Task to carry out :: Skip the images and copy each record exactly as written.
--
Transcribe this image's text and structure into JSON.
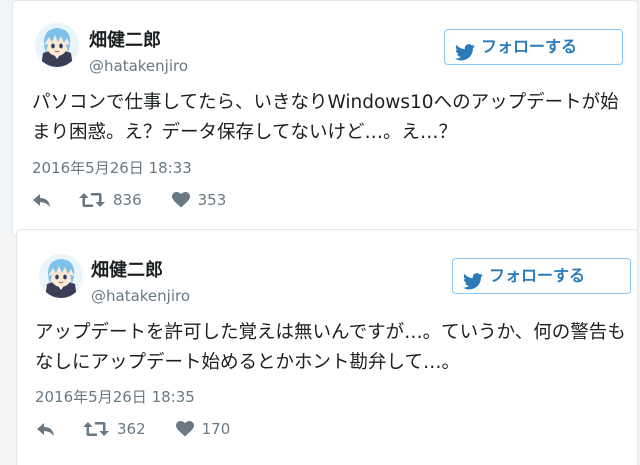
{
  "tweets": [
    {
      "name": "畑健二郎",
      "handle": "@hatakenjiro",
      "follow_label": "フォローする",
      "text": "パソコンで仕事してたら、いきなりWindows10へのアップデートが始まり困惑。え？データ保存してないけど…。え…？",
      "date": "2016年5月26日 18:33",
      "retweets": "836",
      "likes": "353"
    },
    {
      "name": "畑健二郎",
      "handle": "@hatakenjiro",
      "follow_label": "フォローする",
      "text": "アップデートを許可した覚えは無いんですが…。ていうか、何の警告もなしにアップデート始めるとかホント勘弁して…。",
      "date": "2016年5月26日 18:35",
      "retweets": "362",
      "likes": "170"
    }
  ],
  "icons": {
    "reply": "reply-icon",
    "retweet": "retweet-icon",
    "like": "heart-icon",
    "bird": "twitter-bird-icon"
  },
  "colors": {
    "accent": "#2b7bb9",
    "button_border": "#88c9f9",
    "muted_text": "#697882",
    "text": "#1c2022"
  }
}
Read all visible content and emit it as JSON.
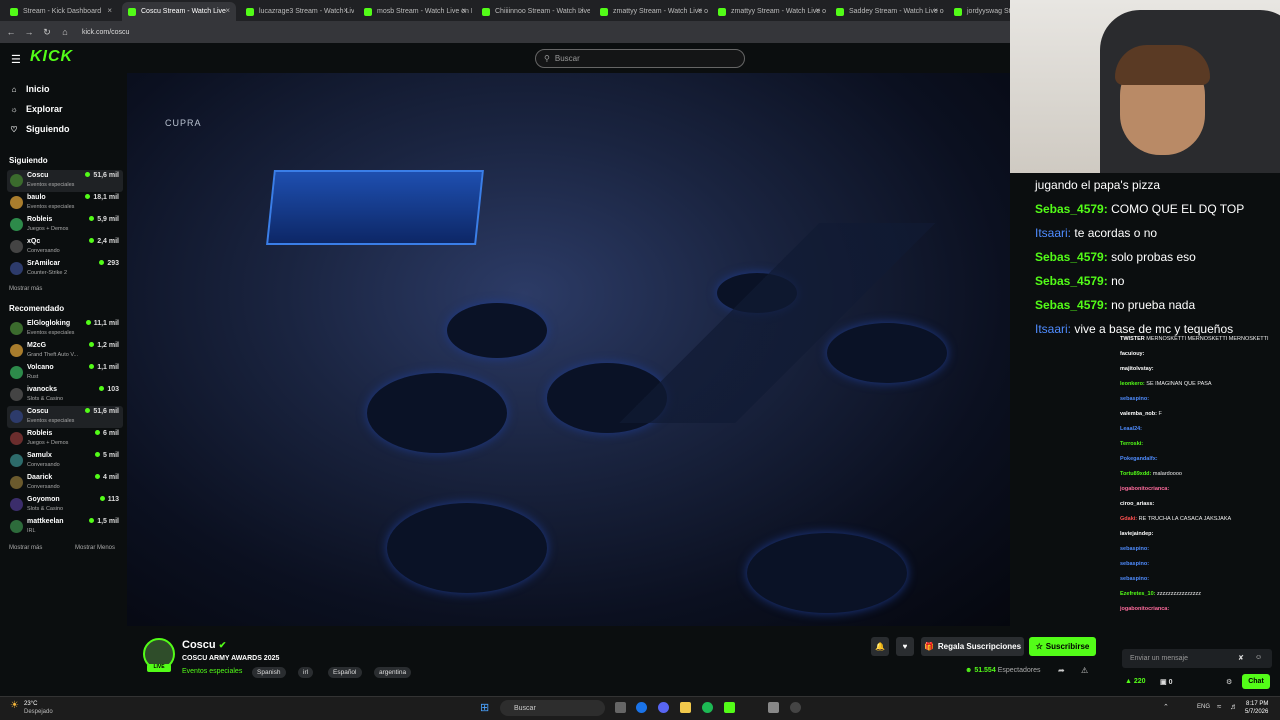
{
  "browser": {
    "tabs": [
      {
        "label": "Stream - Kick Dashboard",
        "active": false
      },
      {
        "label": "Coscu Stream - Watch Live",
        "active": true
      },
      {
        "label": "lucazrage3 Stream - Watch Live",
        "active": false
      },
      {
        "label": "mosb Stream - Watch Live on K",
        "active": false
      },
      {
        "label": "Chiiiinnoo Stream - Watch Live",
        "active": false
      },
      {
        "label": "zmattyy Stream - Watch Live o",
        "active": false
      },
      {
        "label": "zmattyy Stream - Watch Live o",
        "active": false
      },
      {
        "label": "Saddey Stream - Watch Live o",
        "active": false
      },
      {
        "label": "jordyyswag St",
        "active": false
      }
    ],
    "url": "kick.com/coscu"
  },
  "header": {
    "logo": "KICK",
    "search_placeholder": "Buscar"
  },
  "sidebar": {
    "nav": [
      {
        "label": "Inicio",
        "icon": "home-icon"
      },
      {
        "label": "Explorar",
        "icon": "compass-icon"
      },
      {
        "label": "Siguiendo",
        "icon": "heart-icon"
      }
    ],
    "following_title": "Siguiendo",
    "following": [
      {
        "name": "Coscu",
        "category": "Eventos especiales",
        "viewers": "51,6 mil",
        "selected": true
      },
      {
        "name": "baulo",
        "category": "Eventos especiales",
        "viewers": "18,1 mil"
      },
      {
        "name": "Robleis",
        "category": "Juegos + Demos",
        "viewers": "5,9 mil"
      },
      {
        "name": "xQc",
        "category": "Conversando",
        "viewers": "2,4 mil"
      },
      {
        "name": "SrAmilcar",
        "category": "Counter-Strike 2",
        "viewers": "293"
      }
    ],
    "show_more": "Mostrar más",
    "recommended_title": "Recomendado",
    "recommended": [
      {
        "name": "ElGlogloking",
        "category": "Eventos especiales",
        "viewers": "11,1 mil"
      },
      {
        "name": "M2cG",
        "category": "Grand Theft Auto V...",
        "viewers": "1,2 mil"
      },
      {
        "name": "Volcano",
        "category": "Rust",
        "viewers": "1,1 mil"
      },
      {
        "name": "ivanocks",
        "category": "Slots & Casino",
        "viewers": "103"
      },
      {
        "name": "Coscu",
        "category": "Eventos especiales",
        "viewers": "51,6 mil",
        "selected": true
      },
      {
        "name": "Robleis",
        "category": "Juegos + Demos",
        "viewers": "6 mil"
      },
      {
        "name": "Samulx",
        "category": "Conversando",
        "viewers": "5 mil"
      },
      {
        "name": "Daarick",
        "category": "Conversando",
        "viewers": "4 mil"
      },
      {
        "name": "Goyomon",
        "category": "Slots & Casino",
        "viewers": "113"
      },
      {
        "name": "mattkeelan",
        "category": "IRL",
        "viewers": "1,5 mil"
      }
    ],
    "show_more2": "Mostrar más",
    "show_less": "Mostrar Menos"
  },
  "video": {
    "watermark": "CUPRA"
  },
  "stream": {
    "name": "Coscu",
    "title": "COSCU ARMY AWARDS 2025",
    "category": "Eventos especiales",
    "tags": [
      "Spanish",
      "irl",
      "Español",
      "argentina"
    ],
    "gift_label": "Regala Suscripciones",
    "subscribe_label": "Suscribirse",
    "viewers": "51.554",
    "viewers_label": "Espectadores"
  },
  "chat_overlay": [
    {
      "user": "",
      "text": "jugando el papa's pizza"
    },
    {
      "user": "Sebas_4579:",
      "text": "COMO QUE EL DQ TOP"
    },
    {
      "user": "Itsaari:",
      "text": "te acordas o no"
    },
    {
      "user": "Sebas_4579:",
      "text": "solo probas eso"
    },
    {
      "user": "Sebas_4579:",
      "text": "no"
    },
    {
      "user": "Sebas_4579:",
      "text": "no prueba nada"
    },
    {
      "user": "Itsaari:",
      "text": "vive a base de mc y tequeños"
    }
  ],
  "chat": {
    "messages": [
      {
        "user": "TWISTER",
        "text": "MERNOSKETTI MERNOSKETTI MERNOSKETTI",
        "color": "#ffffff"
      },
      {
        "user": "facuiouy:",
        "text": "",
        "color": "#ffffff"
      },
      {
        "user": "majitolvstay:",
        "text": "",
        "color": "#ffffff"
      },
      {
        "user": "leonkero:",
        "text": "SE IMAGINAN QUE PASA",
        "color": "#53fc18"
      },
      {
        "user": "sebaspino:",
        "text": "",
        "color": "#4f8cff"
      },
      {
        "user": "valemba_nob:",
        "text": "F",
        "color": "#ffffff"
      },
      {
        "user": "Leaal24:",
        "text": "",
        "color": "#4f8cff"
      },
      {
        "user": "Terroski:",
        "text": "",
        "color": "#53fc18"
      },
      {
        "user": "Pokegandalfx:",
        "text": "",
        "color": "#4f8cff"
      },
      {
        "user": "Tortu89xdd:",
        "text": "malardoooo",
        "color": "#53fc18"
      },
      {
        "user": "jogabonitocrianca:",
        "text": "",
        "color": "#ff6b9d"
      },
      {
        "user": "ciroo_ariass:",
        "text": "",
        "color": "#ffffff"
      },
      {
        "user": "Gdaki:",
        "text": "RE TRUCHA LA CASACA JAKSJAKA",
        "color": "#ff5050"
      },
      {
        "user": "laviejaindep:",
        "text": "",
        "color": "#ffffff"
      },
      {
        "user": "sebaspino:",
        "text": "",
        "color": "#4f8cff"
      },
      {
        "user": "sebaspino:",
        "text": "",
        "color": "#4f8cff"
      },
      {
        "user": "sebaspino:",
        "text": "",
        "color": "#4f8cff"
      },
      {
        "user": "Ezefretes_10:",
        "text": "zzzzzzzzzzzzzzzz",
        "color": "#53fc18"
      },
      {
        "user": "jogabonitocrianca:",
        "text": "",
        "color": "#ff6b9d"
      }
    ],
    "input_placeholder": "Enviar un mensaje",
    "points": "220",
    "count": "0",
    "send_label": "Chat"
  },
  "taskbar": {
    "weather_temp": "23°C",
    "weather_desc": "Despejado",
    "search": "Buscar",
    "lang": "ENG",
    "time": "8:17 PM",
    "date": "5/7/2026"
  }
}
--
Expected answer ::
Transcribe this image's text and structure into JSON.
{
  "tweets": [
    {
      "name": "畑健二郎",
      "handle": "@hatakenjiro",
      "follow_label": "フォローする",
      "text": "パソコンで仕事してたら、いきなりWindows10へのアップデートが始まり困惑。え？データ保存してないけど…。え…？",
      "date": "2016年5月26日 18:33",
      "retweets": "836",
      "likes": "353"
    },
    {
      "name": "畑健二郎",
      "handle": "@hatakenjiro",
      "follow_label": "フォローする",
      "text": "アップデートを許可した覚えは無いんですが…。ていうか、何の警告もなしにアップデート始めるとかホント勘弁して…。",
      "date": "2016年5月26日 18:35",
      "retweets": "362",
      "likes": "170"
    }
  ],
  "icons": {
    "reply": "reply-icon",
    "retweet": "retweet-icon",
    "like": "heart-icon",
    "bird": "twitter-bird-icon"
  },
  "colors": {
    "accent": "#2b7bb9",
    "button_border": "#88c9f9",
    "muted_text": "#697882",
    "text": "#1c2022"
  }
}
Read all visible content and emit it as JSON.
{
  "browser": {
    "tabs": [
      {
        "label": "Stream - Kick Dashboard",
        "active": false
      },
      {
        "label": "Coscu Stream - Watch Live",
        "active": true
      },
      {
        "label": "lucazrage3 Stream - Watch Live",
        "active": false
      },
      {
        "label": "mosb Stream - Watch Live on K",
        "active": false
      },
      {
        "label": "Chiiiinnoo Stream - Watch Live",
        "active": false
      },
      {
        "label": "zmattyy Stream - Watch Live o",
        "active": false
      },
      {
        "label": "zmattyy Stream - Watch Live o",
        "active": false
      },
      {
        "label": "Saddey Stream - Watch Live o",
        "active": false
      },
      {
        "label": "jordyyswag St",
        "active": false
      }
    ],
    "url": "kick.com/coscu"
  },
  "header": {
    "logo": "KICK",
    "search_placeholder": "Buscar"
  },
  "sidebar": {
    "nav": [
      {
        "label": "Inicio",
        "icon": "home-icon"
      },
      {
        "label": "Explorar",
        "icon": "compass-icon"
      },
      {
        "label": "Siguiendo",
        "icon": "heart-icon"
      }
    ],
    "following_title": "Siguiendo",
    "following": [
      {
        "name": "Coscu",
        "category": "Eventos especiales",
        "viewers": "51,6 mil",
        "selected": true
      },
      {
        "name": "baulo",
        "category": "Eventos especiales",
        "viewers": "18,1 mil"
      },
      {
        "name": "Robleis",
        "category": "Juegos + Demos",
        "viewers": "5,9 mil"
      },
      {
        "name": "xQc",
        "category": "Conversando",
        "viewers": "2,4 mil"
      },
      {
        "name": "SrAmilcar",
        "category": "Counter-Strike 2",
        "viewers": "293"
      }
    ],
    "show_more": "Mostrar más",
    "recommended_title": "Recomendado",
    "recommended": [
      {
        "name": "ElGlogloking",
        "category": "Eventos especiales",
        "viewers": "11,1 mil"
      },
      {
        "name": "M2cG",
        "category": "Grand Theft Auto V...",
        "viewers": "1,2 mil"
      },
      {
        "name": "Volcano",
        "category": "Rust",
        "viewers": "1,1 mil"
      },
      {
        "name": "ivanocks",
        "category": "Slots & Casino",
        "viewers": "103"
      },
      {
        "name": "Coscu",
        "category": "Eventos especiales",
        "viewers": "51,6 mil",
        "selected": true
      },
      {
        "name": "Robleis",
        "category": "Juegos + Demos",
        "viewers": "6 mil"
      },
      {
        "name": "Samulx",
        "category": "Conversando",
        "viewers": "5 mil"
      },
      {
        "name": "Daarick",
        "category": "Conversando",
        "viewers": "4 mil"
      },
      {
        "name": "Goyomon",
        "category": "Slots & Casino",
        "viewers": "113"
      },
      {
        "name": "mattkeelan",
        "category": "IRL",
        "viewers": "1,5 mil"
      }
    ],
    "show_more2": "Mostrar más",
    "show_less": "Mostrar Menos"
  },
  "video": {
    "watermark": "CUPRA"
  },
  "stream": {
    "name": "Coscu",
    "title": "COSCU ARMY AWARDS 2025",
    "category": "Eventos especiales",
    "tags": [
      "Spanish",
      "irl",
      "Español",
      "argentina"
    ],
    "gift_label": "Regala Suscripciones",
    "subscribe_label": "Suscribirse",
    "viewers": "51.554",
    "viewers_label": "Espectadores"
  },
  "chat_overlay": [
    {
      "user": "",
      "text": "jugando el papa's pizza"
    },
    {
      "user": "Sebas_4579:",
      "text": "COMO QUE EL DQ TOP"
    },
    {
      "user": "Itsaari:",
      "text": "te acordas o no"
    },
    {
      "user": "Sebas_4579:",
      "text": "solo probas eso"
    },
    {
      "user": "Sebas_4579:",
      "text": "no"
    },
    {
      "user": "Sebas_4579:",
      "text": "no prueba nada"
    },
    {
      "user": "Itsaari:",
      "text": "vive a base de mc y tequeños"
    }
  ],
  "chat": {
    "messages": [
      {
        "user": "TWISTER",
        "text": "MERNOSKETTI MERNOSKETTI MERNOSKETTI",
        "color": "#ffffff"
      },
      {
        "user": "facuiouy:",
        "text": "",
        "color": "#ffffff"
      },
      {
        "user": "majitolvstay:",
        "text": "",
        "color": "#ffffff"
      },
      {
        "user": "leonkero:",
        "text": "SE IMAGINAN QUE PASA",
        "color": "#53fc18"
      },
      {
        "user": "sebaspino:",
        "text": "",
        "color": "#4f8cff"
      },
      {
        "user": "valemba_nob:",
        "text": "F",
        "color": "#ffffff"
      },
      {
        "user": "Leaal24:",
        "text": "",
        "color": "#4f8cff"
      },
      {
        "user": "Terroski:",
        "text": "",
        "color": "#53fc18"
      },
      {
        "user": "Pokegandalfx:",
        "text": "",
        "color": "#4f8cff"
      },
      {
        "user": "Tortu89xdd:",
        "text": "malardoooo",
        "color": "#53fc18"
      },
      {
        "user": "jogabonitocrianca:",
        "text": "",
        "color": "#ff6b9d"
      },
      {
        "user": "ciroo_ariass:",
        "text": "",
        "color": "#ffffff"
      },
      {
        "user": "Gdaki:",
        "text": "RE TRUCHA LA CASACA JAKSJAKA",
        "color": "#ff5050"
      },
      {
        "user": "laviejaindep:",
        "text": "",
        "color": "#ffffff"
      },
      {
        "user": "sebaspino:",
        "text": "",
        "color": "#4f8cff"
      },
      {
        "user": "sebaspino:",
        "text": "",
        "color": "#4f8cff"
      },
      {
        "user": "sebaspino:",
        "text": "",
        "color": "#4f8cff"
      },
      {
        "user": "Ezefretes_10:",
        "text": "zzzzzzzzzzzzzzzz",
        "color": "#53fc18"
      },
      {
        "user": "jogabonitocrianca:",
        "text": "",
        "color": "#ff6b9d"
      }
    ],
    "input_placeholder": "Enviar un mensaje",
    "points": "220",
    "count": "0",
    "send_label": "Chat"
  },
  "taskbar": {
    "weather_temp": "23°C",
    "weather_desc": "Despejado",
    "search": "Buscar",
    "lang": "ENG",
    "time": "8:17 PM",
    "date": "5/7/2026"
  }
}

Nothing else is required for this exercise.